You’ll know the world is a changed place when dictionaries sound exciting, when encyclopedia are required reading, watching paint dry is made an olympic event, and metadata becomes popular.
"Not in my life time," you say. Well think again because metadata – that data about the data thing you’ve been ignoring all these years is coming into its own.
Metadata? It’s the blank form before you fill it out. It tells you what information to store and where to find it later. It’s the stuff no one thinks about until someone asks: "What does that mean exactly?"
We’ve ignored Metadata for so long that it’s one big mess to clean-up. One of those jobs you’ll have trouble starting because you don’t know where to start. But now you’ve got vendors at your door waving "Metadata products" in your face. And users screaming that they can’t find anything in your corporate databases because there no map, no directory, nothing to make the next big leep toward data nirvhana : the self-serve information & knowledge management environment. As of this writing none of these product meets expectations because no product can be all things to all people. Data is so pervasive and resides in so many different formats that no one product will do it all.
Add to that the troubling fact that the data is scattered all over the place. On people’s hard drives or in small databases that are never backed up. Or worse, you hear, "We keep than critical corporate data in a series of spreadsheets".
How do we identify, manage, administer, steward & govern this environment? Welcome to the information age. Metadata is to the information age what the duey (sp) decimal system and card catalogue are to Library Science. Looking for a book in your local library? Check the card catalogue before you enter the stacks. Looking for a piece of relevant data in the corporate data store? Check the metadata.
Like the card catalogue if it’s done right, the effort to maintain the metadata becomes invisible to the process. A simple look up instead of hours sifting through the volumes. Metadata will become the massive enabler of business & technical users.

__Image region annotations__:
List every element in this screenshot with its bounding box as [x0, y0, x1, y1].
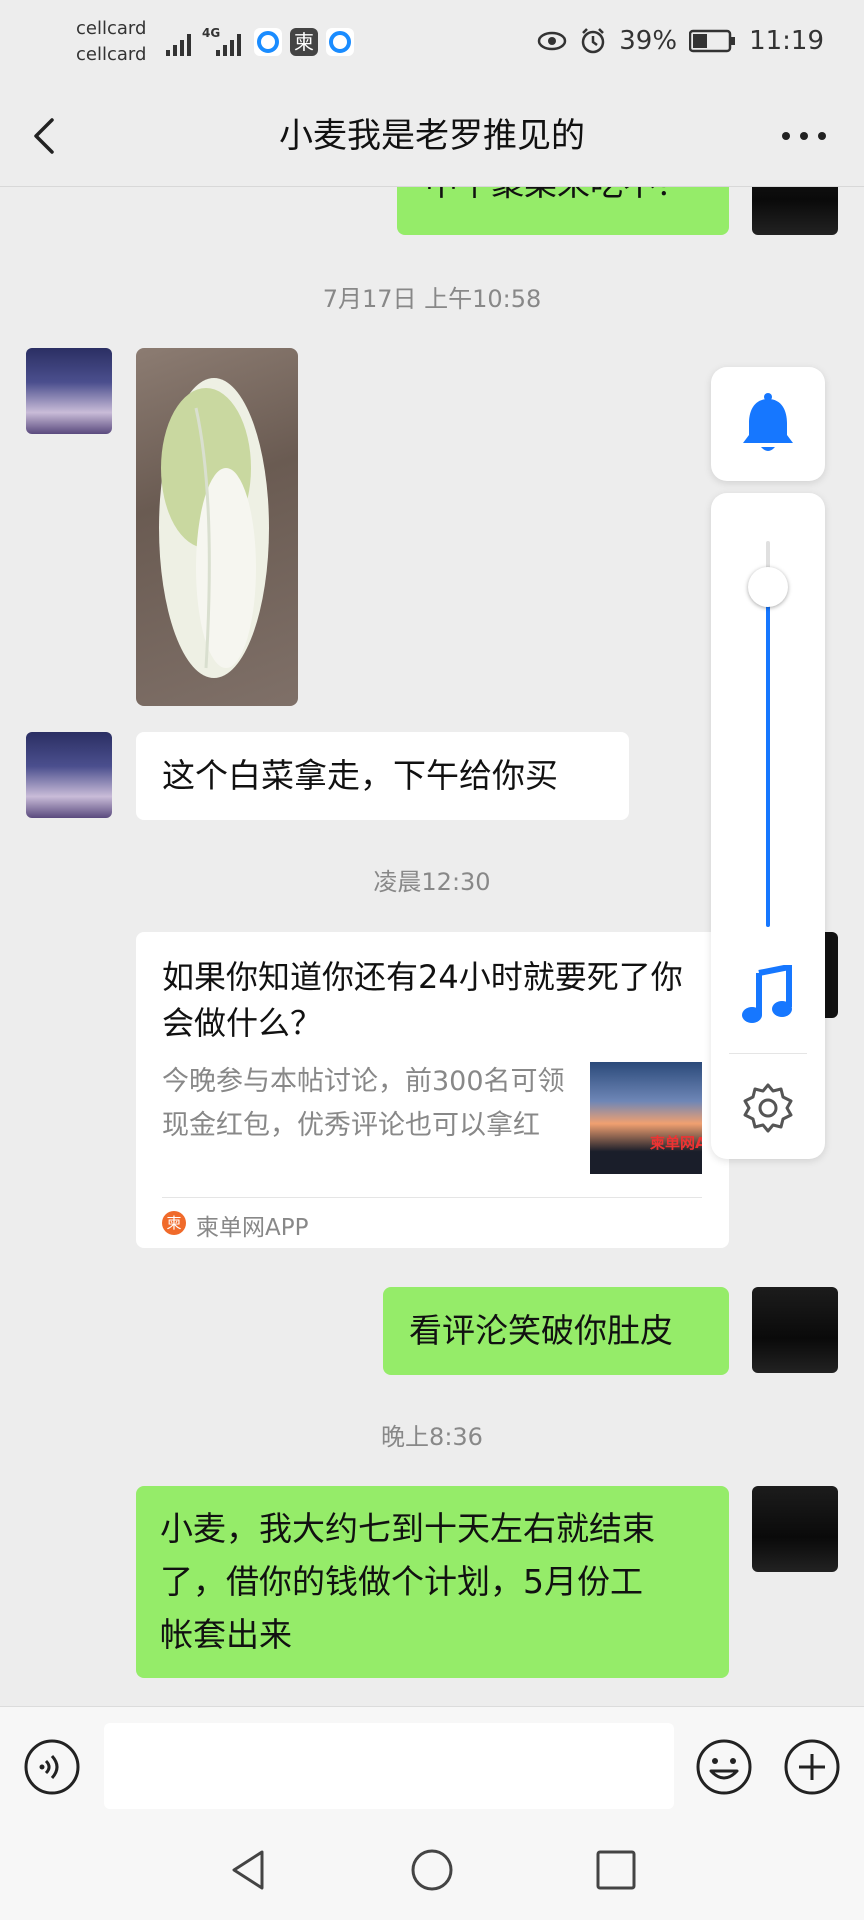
message-bubble-me[interactable]: 看评沦笑破你肚皮 [383, 1287, 729, 1375]
signal-icon-1 [166, 30, 196, 56]
panel-divider [729, 1053, 807, 1054]
volume-slider-thumb[interactable] [748, 567, 788, 608]
nav-back-button[interactable] [224, 1846, 272, 1894]
card-title: 如果你知道你还有24小时就要死了你会做什么？ [162, 958, 683, 1042]
carrier-2: cellcard [76, 44, 147, 65]
volume-fill [766, 587, 770, 927]
card-description: 今晚参与本帖讨论，前300名可领现金红包，优秀评论也可以拿红 [162, 1066, 565, 1141]
message-bubble-me[interactable]: 小麦，我大约七到十天左右就结束 了，借你的钱做个计划，5月份工 帐套出来 [136, 1486, 729, 1678]
nav-home-button[interactable] [408, 1846, 456, 1894]
source-icon: 柬 [162, 1211, 186, 1235]
more-button[interactable] [776, 112, 832, 160]
nav-recents-button[interactable] [592, 1846, 640, 1894]
ringer-mode-button[interactable] [711, 367, 825, 481]
timestamp: 7月17日 上午10:58 [322, 285, 542, 313]
avatar-other[interactable] [26, 732, 112, 818]
plus-circle-icon [784, 1739, 840, 1795]
card-thumbnail: 柬单网A [590, 1062, 702, 1174]
status-bar: cellcard cellcard 4G 柬 39% 11:19 [0, 0, 864, 86]
avatar-me[interactable] [752, 1486, 838, 1572]
link-card[interactable]: 如果你知道你还有24小时就要死了你会做什么？ 今晚参与本帖讨论，前300名可领现… [136, 932, 729, 1248]
chat-header: 小麦我是老罗推见的 [0, 86, 864, 187]
message-text: 这个白菜拿走，下午给你买 [162, 756, 558, 795]
message-text-line-3: 帐套出来 [160, 1615, 292, 1654]
voice-input-button[interactable] [22, 1737, 82, 1797]
message-bubble-partial[interactable]: 中午聚菜来吃不？ [397, 187, 729, 235]
signal-icon-2 [216, 30, 246, 56]
thumbnail-text: 柬单网A [650, 1134, 702, 1152]
timestamp: 晚上8:36 [381, 1423, 483, 1451]
app-badge-icon: 柬 [290, 28, 318, 56]
app-notification-icon-2 [326, 28, 354, 56]
message-bubble-other[interactable]: 这个白菜拿走，下午给你买 [136, 732, 629, 820]
volume-panel [711, 493, 825, 1159]
message-text-line-1: 小麦，我大约七到十天左右就结束 [160, 1509, 655, 1548]
eye-icon [538, 31, 567, 51]
music-note-icon[interactable] [741, 963, 795, 1025]
avatar-other[interactable] [26, 348, 112, 434]
cabbage-image [159, 378, 269, 678]
card-divider [162, 1197, 702, 1198]
settings-gear-icon[interactable] [741, 1081, 795, 1135]
square-recents-icon [596, 1850, 636, 1890]
card-source: 柬单网APP [196, 1215, 309, 1241]
back-button[interactable] [22, 112, 70, 160]
battery-icon [689, 29, 736, 53]
message-text-line-2: 了，借你的钱做个计划，5月份工 [160, 1562, 643, 1601]
app-notification-icon [254, 28, 282, 56]
add-more-button[interactable] [782, 1737, 842, 1797]
emoji-icon [696, 1739, 752, 1795]
emoji-button[interactable] [694, 1737, 754, 1797]
system-navigation-bar [0, 1826, 864, 1920]
image-message-cabbage[interactable] [136, 348, 298, 706]
bell-icon [743, 393, 793, 451]
voice-icon [24, 1739, 80, 1795]
message-text: 看评沦笑破你肚皮 [409, 1311, 673, 1350]
chat-title: 小麦我是老罗推见的 [279, 116, 585, 156]
avatar-me[interactable] [752, 187, 838, 235]
message-text: 中午聚菜来吃不？ [425, 187, 689, 210]
carrier-1: cellcard [76, 18, 147, 39]
battery-percent: 39% [619, 26, 678, 56]
message-input[interactable] [104, 1723, 674, 1809]
circle-home-icon [411, 1849, 453, 1891]
triangle-back-icon [232, 1850, 264, 1890]
more-dots-icon [782, 132, 826, 140]
clock: 11:19 [749, 26, 824, 56]
back-arrow-icon [34, 118, 54, 154]
alarm-icon [582, 28, 605, 54]
avatar-me[interactable] [752, 1287, 838, 1373]
status-right: 39% 11:19 [537, 26, 824, 56]
input-bar [0, 1706, 864, 1827]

__Your goal__: How might the metadata essay continue? Write the next few paragraphs, starting right after its closing line about metadata becoming the massive enabler of business and technical users.

__Exercise output__:
Let’s take yourself for example, you’ve got a first name and a last name, street number, street name, postal code, a telephone number or two & maybe a cell phone number or two. Gender, height, weight, girth (several of those @ different heights), hair colour or no hair. Job title, bank account numbers, charge card numbers, license plate number(s) a spouse who has all those things that can be associated with you. You might smoke, have a mortgage balance, be a diabetic, own one north american car & one europeon car. You might be a member of a political party, have a religious affiliation, belong to a club or two, have recreational interests outside work, and on and on.
And that’s just people metadata. What about products. Everything you buy has characteristics – a function, .weight, dimensions, uses, colour, texture and on and on. More and more metadata.
And all of this information is of interest to people who want to sell you more stuff. The people who want to sell you stuff don’t want to waste time trying to sell you stuff you are not going to buy. That costs them money. They want to know you, know what stuff you have and what stuff you don’t. Then they can figure out what you might buy and try to sell it to you.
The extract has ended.